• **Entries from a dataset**
# # # # # # #

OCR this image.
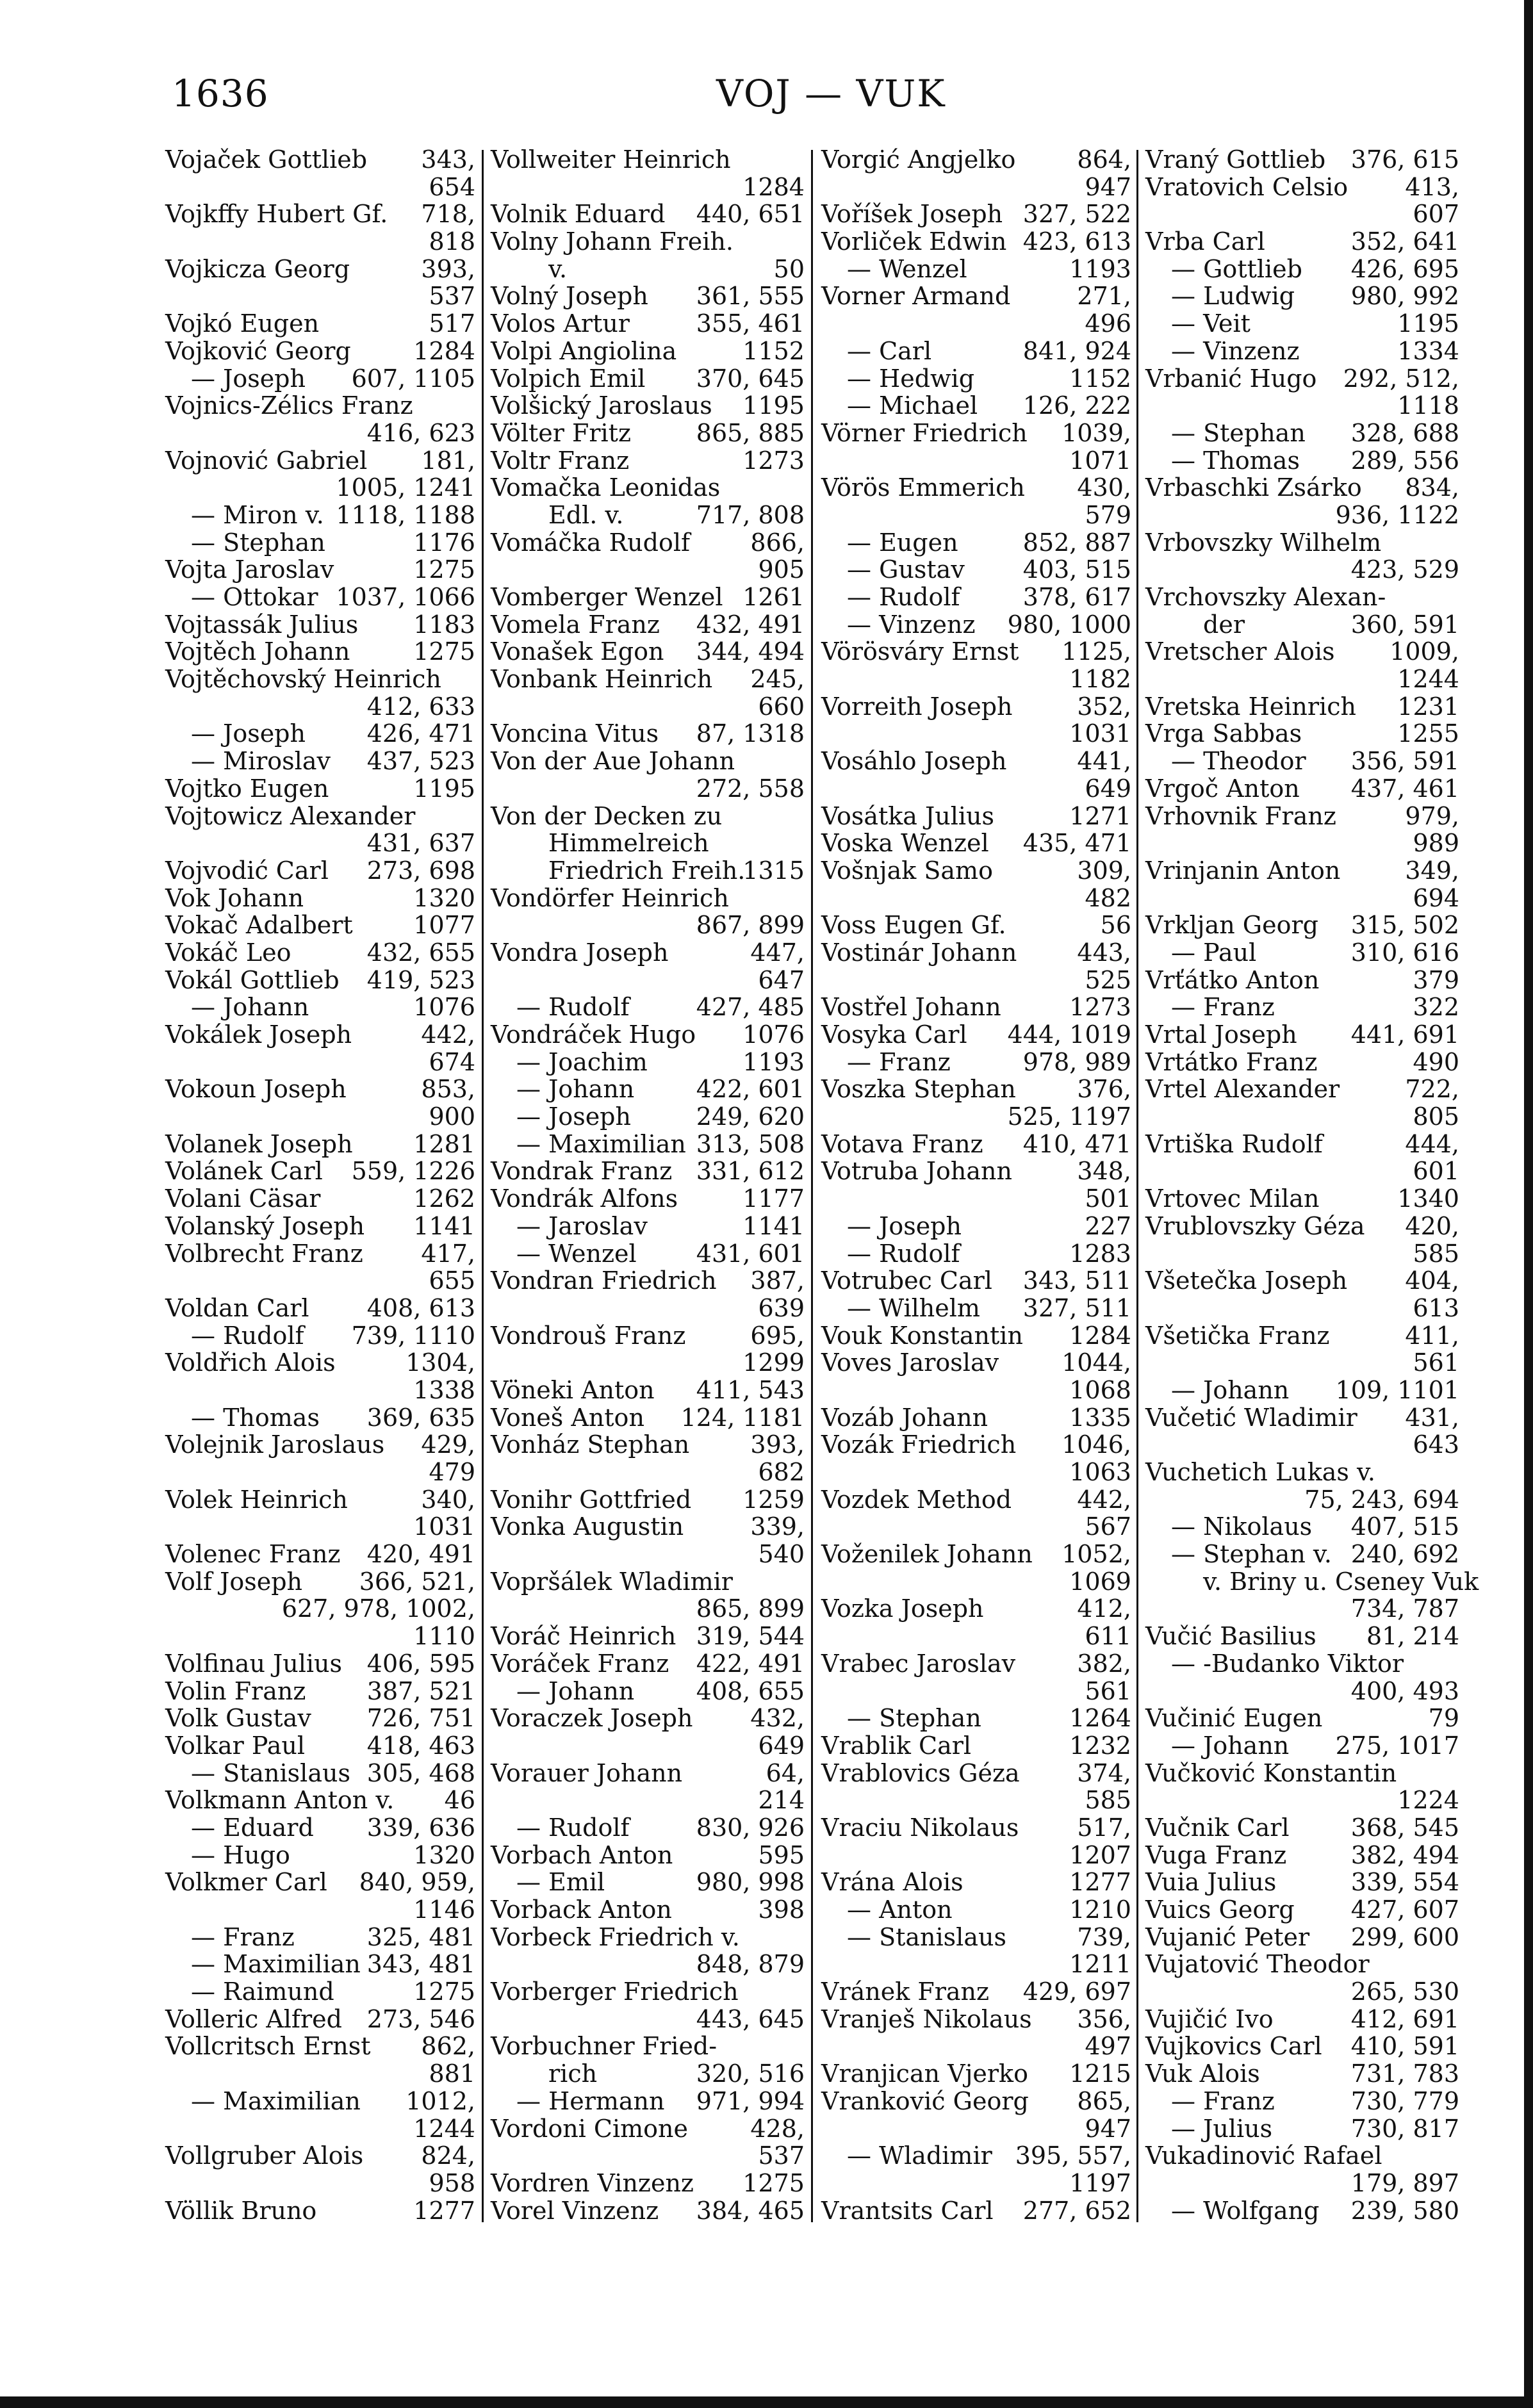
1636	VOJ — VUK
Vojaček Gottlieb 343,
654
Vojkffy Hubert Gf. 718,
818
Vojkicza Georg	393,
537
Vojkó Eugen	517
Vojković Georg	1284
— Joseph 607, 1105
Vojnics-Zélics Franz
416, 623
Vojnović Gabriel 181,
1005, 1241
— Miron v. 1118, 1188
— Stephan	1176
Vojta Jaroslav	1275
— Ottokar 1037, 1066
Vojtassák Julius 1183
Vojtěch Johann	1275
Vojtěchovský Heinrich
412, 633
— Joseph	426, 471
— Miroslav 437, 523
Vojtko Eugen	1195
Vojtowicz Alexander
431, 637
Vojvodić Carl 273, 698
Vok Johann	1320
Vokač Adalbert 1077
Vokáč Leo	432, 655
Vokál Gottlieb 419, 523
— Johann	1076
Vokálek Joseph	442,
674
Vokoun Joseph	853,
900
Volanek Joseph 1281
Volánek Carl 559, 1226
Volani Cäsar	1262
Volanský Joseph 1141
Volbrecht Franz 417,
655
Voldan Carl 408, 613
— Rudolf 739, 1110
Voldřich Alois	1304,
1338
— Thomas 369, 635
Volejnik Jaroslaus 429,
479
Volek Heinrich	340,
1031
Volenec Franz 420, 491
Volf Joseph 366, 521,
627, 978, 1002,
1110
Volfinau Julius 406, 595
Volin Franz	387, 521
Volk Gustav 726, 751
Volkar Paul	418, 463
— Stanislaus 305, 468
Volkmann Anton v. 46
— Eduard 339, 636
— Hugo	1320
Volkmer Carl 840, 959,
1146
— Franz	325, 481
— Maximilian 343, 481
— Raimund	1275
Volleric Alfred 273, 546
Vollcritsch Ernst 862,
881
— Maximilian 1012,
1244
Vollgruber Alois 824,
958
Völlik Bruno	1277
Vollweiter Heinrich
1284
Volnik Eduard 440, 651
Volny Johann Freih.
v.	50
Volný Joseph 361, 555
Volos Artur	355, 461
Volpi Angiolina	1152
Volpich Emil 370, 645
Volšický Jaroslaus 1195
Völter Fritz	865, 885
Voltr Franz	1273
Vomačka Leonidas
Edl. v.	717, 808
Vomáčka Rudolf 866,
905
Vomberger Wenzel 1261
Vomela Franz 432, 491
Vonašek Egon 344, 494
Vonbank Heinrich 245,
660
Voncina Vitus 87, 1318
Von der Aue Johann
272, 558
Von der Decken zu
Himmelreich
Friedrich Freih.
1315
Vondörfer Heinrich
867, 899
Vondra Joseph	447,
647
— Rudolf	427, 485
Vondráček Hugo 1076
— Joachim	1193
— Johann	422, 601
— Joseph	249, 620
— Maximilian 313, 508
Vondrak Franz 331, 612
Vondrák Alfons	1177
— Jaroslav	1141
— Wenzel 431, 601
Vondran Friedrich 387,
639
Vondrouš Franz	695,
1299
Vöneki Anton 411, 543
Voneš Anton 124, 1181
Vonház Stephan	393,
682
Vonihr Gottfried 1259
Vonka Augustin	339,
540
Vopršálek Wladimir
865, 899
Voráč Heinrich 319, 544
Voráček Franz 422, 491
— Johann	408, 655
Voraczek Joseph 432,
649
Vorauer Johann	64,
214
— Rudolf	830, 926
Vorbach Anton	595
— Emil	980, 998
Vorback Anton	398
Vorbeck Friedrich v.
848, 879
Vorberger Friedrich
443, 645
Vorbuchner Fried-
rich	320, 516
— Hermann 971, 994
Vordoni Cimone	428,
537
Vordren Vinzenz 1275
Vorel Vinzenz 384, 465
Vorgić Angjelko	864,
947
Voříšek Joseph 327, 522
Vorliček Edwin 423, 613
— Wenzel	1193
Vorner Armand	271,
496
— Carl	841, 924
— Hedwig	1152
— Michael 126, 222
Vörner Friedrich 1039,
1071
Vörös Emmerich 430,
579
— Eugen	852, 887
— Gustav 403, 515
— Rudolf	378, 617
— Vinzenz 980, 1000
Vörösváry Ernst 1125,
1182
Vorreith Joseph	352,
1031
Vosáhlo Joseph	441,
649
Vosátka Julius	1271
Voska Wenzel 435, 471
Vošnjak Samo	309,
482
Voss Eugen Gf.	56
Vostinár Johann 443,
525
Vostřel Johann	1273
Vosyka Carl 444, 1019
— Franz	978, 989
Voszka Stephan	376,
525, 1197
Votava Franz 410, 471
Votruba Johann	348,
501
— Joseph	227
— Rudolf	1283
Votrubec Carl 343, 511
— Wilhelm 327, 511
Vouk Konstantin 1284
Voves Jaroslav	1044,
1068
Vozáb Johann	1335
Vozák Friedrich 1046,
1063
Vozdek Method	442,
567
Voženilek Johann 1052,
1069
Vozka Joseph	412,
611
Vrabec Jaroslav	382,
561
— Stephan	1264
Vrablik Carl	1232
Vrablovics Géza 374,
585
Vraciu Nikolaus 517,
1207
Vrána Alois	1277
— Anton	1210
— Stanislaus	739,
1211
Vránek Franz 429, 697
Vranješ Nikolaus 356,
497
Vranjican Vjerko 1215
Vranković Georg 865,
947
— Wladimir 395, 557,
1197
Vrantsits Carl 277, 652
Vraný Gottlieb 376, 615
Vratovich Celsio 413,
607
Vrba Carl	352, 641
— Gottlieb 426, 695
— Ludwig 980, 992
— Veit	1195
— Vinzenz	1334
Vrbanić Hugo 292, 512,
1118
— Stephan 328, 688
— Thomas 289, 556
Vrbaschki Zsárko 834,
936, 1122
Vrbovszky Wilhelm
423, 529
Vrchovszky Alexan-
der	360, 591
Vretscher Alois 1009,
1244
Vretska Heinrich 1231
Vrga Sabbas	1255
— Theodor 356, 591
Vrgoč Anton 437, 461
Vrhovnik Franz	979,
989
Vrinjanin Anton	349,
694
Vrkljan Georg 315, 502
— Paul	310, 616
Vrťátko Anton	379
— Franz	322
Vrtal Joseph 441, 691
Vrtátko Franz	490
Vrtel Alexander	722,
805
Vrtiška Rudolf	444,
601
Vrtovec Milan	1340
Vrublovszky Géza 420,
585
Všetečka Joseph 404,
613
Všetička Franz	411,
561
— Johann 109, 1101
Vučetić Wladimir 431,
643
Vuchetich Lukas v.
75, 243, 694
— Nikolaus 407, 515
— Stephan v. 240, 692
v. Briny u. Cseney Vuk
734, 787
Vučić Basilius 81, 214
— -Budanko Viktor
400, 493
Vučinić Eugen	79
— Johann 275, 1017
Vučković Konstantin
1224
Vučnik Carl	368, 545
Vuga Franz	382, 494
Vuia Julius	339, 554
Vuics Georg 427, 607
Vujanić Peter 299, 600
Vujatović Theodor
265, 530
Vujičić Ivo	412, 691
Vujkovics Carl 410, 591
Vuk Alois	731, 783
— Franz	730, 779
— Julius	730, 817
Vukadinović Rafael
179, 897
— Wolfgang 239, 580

# # # # # # #

• **Set task**
Quote in full the listing given above; the images are to be left out.

• **Task solution**
OCR this image.
1636	VOJ — VUK
Vojaček Gottlieb 343,
654
Vojkffy Hubert Gf. 718,
818
Vojkicza Georg	393,
537
Vojkó Eugen	517
Vojković Georg	1284
— Joseph 607, 1105
Vojnics-Zélics Franz
416, 623
Vojnović Gabriel 181,
1005, 1241
— Miron v. 1118, 1188
— Stephan	1176
Vojta Jaroslav	1275
— Ottokar 1037, 1066
Vojtassák Julius 1183
Vojtěch Johann	1275
Vojtěchovský Heinrich
412, 633
— Joseph	426, 471
— Miroslav 437, 523
Vojtko Eugen	1195
Vojtowicz Alexander
431, 637
Vojvodić Carl 273, 698
Vok Johann	1320
Vokač Adalbert 1077
Vokáč Leo	432, 655
Vokál Gottlieb 419, 523
— Johann	1076
Vokálek Joseph	442,
674
Vokoun Joseph	853,
900
Volanek Joseph 1281
Volánek Carl 559, 1226
Volani Cäsar	1262
Volanský Joseph 1141
Volbrecht Franz 417,
655
Voldan Carl 408, 613
— Rudolf 739, 1110
Voldřich Alois	1304,
1338
— Thomas 369, 635
Volejnik Jaroslaus 429,
479
Volek Heinrich	340,
1031
Volenec Franz 420, 491
Volf Joseph 366, 521,
627, 978, 1002,
1110
Volfinau Julius 406, 595
Volin Franz	387, 521
Volk Gustav 726, 751
Volkar Paul	418, 463
— Stanislaus 305, 468
Volkmann Anton v. 46
— Eduard 339, 636
— Hugo	1320
Volkmer Carl 840, 959,
1146
— Franz	325, 481
— Maximilian 343, 481
— Raimund	1275
Volleric Alfred 273, 546
Vollcritsch Ernst 862,
881
— Maximilian 1012,
1244
Vollgruber Alois 824,
958
Völlik Bruno	1277
Vollweiter Heinrich
1284
Volnik Eduard 440, 651
Volny Johann Freih.
v.	50
Volný Joseph 361, 555
Volos Artur	355, 461
Volpi Angiolina	1152
Volpich Emil 370, 645
Volšický Jaroslaus 1195
Völter Fritz	865, 885
Voltr Franz	1273
Vomačka Leonidas
Edl. v.	717, 808
Vomáčka Rudolf 866,
905
Vomberger Wenzel 1261
Vomela Franz 432, 491
Vonašek Egon 344, 494
Vonbank Heinrich 245,
660
Voncina Vitus 87, 1318
Von der Aue Johann
272, 558
Von der Decken zu
Himmelreich
Friedrich Freih.
1315
Vondörfer Heinrich
867, 899
Vondra Joseph	447,
647
— Rudolf	427, 485
Vondráček Hugo 1076
— Joachim	1193
— Johann	422, 601
— Joseph	249, 620
— Maximilian 313, 508
Vondrak Franz 331, 612
Vondrák Alfons	1177
— Jaroslav	1141
— Wenzel 431, 601
Vondran Friedrich 387,
639
Vondrouš Franz	695,
1299
Vöneki Anton 411, 543
Voneš Anton 124, 1181
Vonház Stephan	393,
682
Vonihr Gottfried 1259
Vonka Augustin	339,
540
Vopršálek Wladimir
865, 899
Voráč Heinrich 319, 544
Voráček Franz 422, 491
— Johann	408, 655
Voraczek Joseph 432,
649
Vorauer Johann	64,
214
— Rudolf	830, 926
Vorbach Anton	595
— Emil	980, 998
Vorback Anton	398
Vorbeck Friedrich v.
848, 879
Vorberger Friedrich
443, 645
Vorbuchner Fried-
rich	320, 516
— Hermann 971, 994
Vordoni Cimone	428,
537
Vordren Vinzenz 1275
Vorel Vinzenz 384, 465
Vorgić Angjelko	864,
947
Voříšek Joseph 327, 522
Vorliček Edwin 423, 613
— Wenzel	1193
Vorner Armand	271,
496
— Carl	841, 924
— Hedwig	1152
— Michael 126, 222
Vörner Friedrich 1039,
1071
Vörös Emmerich 430,
579
— Eugen	852, 887
— Gustav 403, 515
— Rudolf	378, 617
— Vinzenz 980, 1000
Vörösváry Ernst 1125,
1182
Vorreith Joseph	352,
1031
Vosáhlo Joseph	441,
649
Vosátka Julius	1271
Voska Wenzel 435, 471
Vošnjak Samo	309,
482
Voss Eugen Gf.	56
Vostinár Johann 443,
525
Vostřel Johann	1273
Vosyka Carl 444, 1019
— Franz	978, 989
Voszka Stephan	376,
525, 1197
Votava Franz 410, 471
Votruba Johann	348,
501
— Joseph	227
— Rudolf	1283
Votrubec Carl 343, 511
— Wilhelm 327, 511
Vouk Konstantin 1284
Voves Jaroslav	1044,
1068
Vozáb Johann	1335
Vozák Friedrich 1046,
1063
Vozdek Method	442,
567
Voženilek Johann 1052,
1069
Vozka Joseph	412,
611
Vrabec Jaroslav	382,
561
— Stephan	1264
Vrablik Carl	1232
Vrablovics Géza 374,
585
Vraciu Nikolaus 517,
1207
Vrána Alois	1277
— Anton	1210
— Stanislaus	739,
1211
Vránek Franz 429, 697
Vranješ Nikolaus 356,
497
Vranjican Vjerko 1215
Vranković Georg 865,
947
— Wladimir 395, 557,
1197
Vrantsits Carl 277, 652
Vraný Gottlieb 376, 615
Vratovich Celsio 413,
607
Vrba Carl	352, 641
— Gottlieb 426, 695
— Ludwig 980, 992
— Veit	1195
— Vinzenz	1334
Vrbanić Hugo 292, 512,
1118
— Stephan 328, 688
— Thomas 289, 556
Vrbaschki Zsárko 834,
936, 1122
Vrbovszky Wilhelm
423, 529
Vrchovszky Alexan-
der	360, 591
Vretscher Alois 1009,
1244
Vretska Heinrich 1231
Vrga Sabbas	1255
— Theodor 356, 591
Vrgoč Anton 437, 461
Vrhovnik Franz	979,
989
Vrinjanin Anton	349,
694
Vrkljan Georg 315, 502
— Paul	310, 616
Vrťátko Anton	379
— Franz	322
Vrtal Joseph 441, 691
Vrtátko Franz	490
Vrtel Alexander	722,
805
Vrtiška Rudolf	444,
601
Vrtovec Milan	1340
Vrublovszky Géza 420,
585
Všetečka Joseph 404,
613
Všetička Franz	411,
561
— Johann 109, 1101
Vučetić Wladimir 431,
643
Vuchetich Lukas v.
75, 243, 694
— Nikolaus 407, 515
— Stephan v. 240, 692
v. Briny u. Cseney Vuk
734, 787
Vučić Basilius 81, 214
— -Budanko Viktor
400, 493
Vučinić Eugen	79
— Johann 275, 1017
Vučković Konstantin
1224
Vučnik Carl	368, 545
Vuga Franz	382, 494
Vuia Julius	339, 554
Vuics Georg 427, 607
Vujanić Peter 299, 600
Vujatović Theodor
265, 530
Vujičić Ivo	412, 691
Vujkovics Carl 410, 591
Vuk Alois	731, 783
— Franz	730, 779
— Julius	730, 817
Vukadinović Rafael
179, 897
— Wolfgang 239, 580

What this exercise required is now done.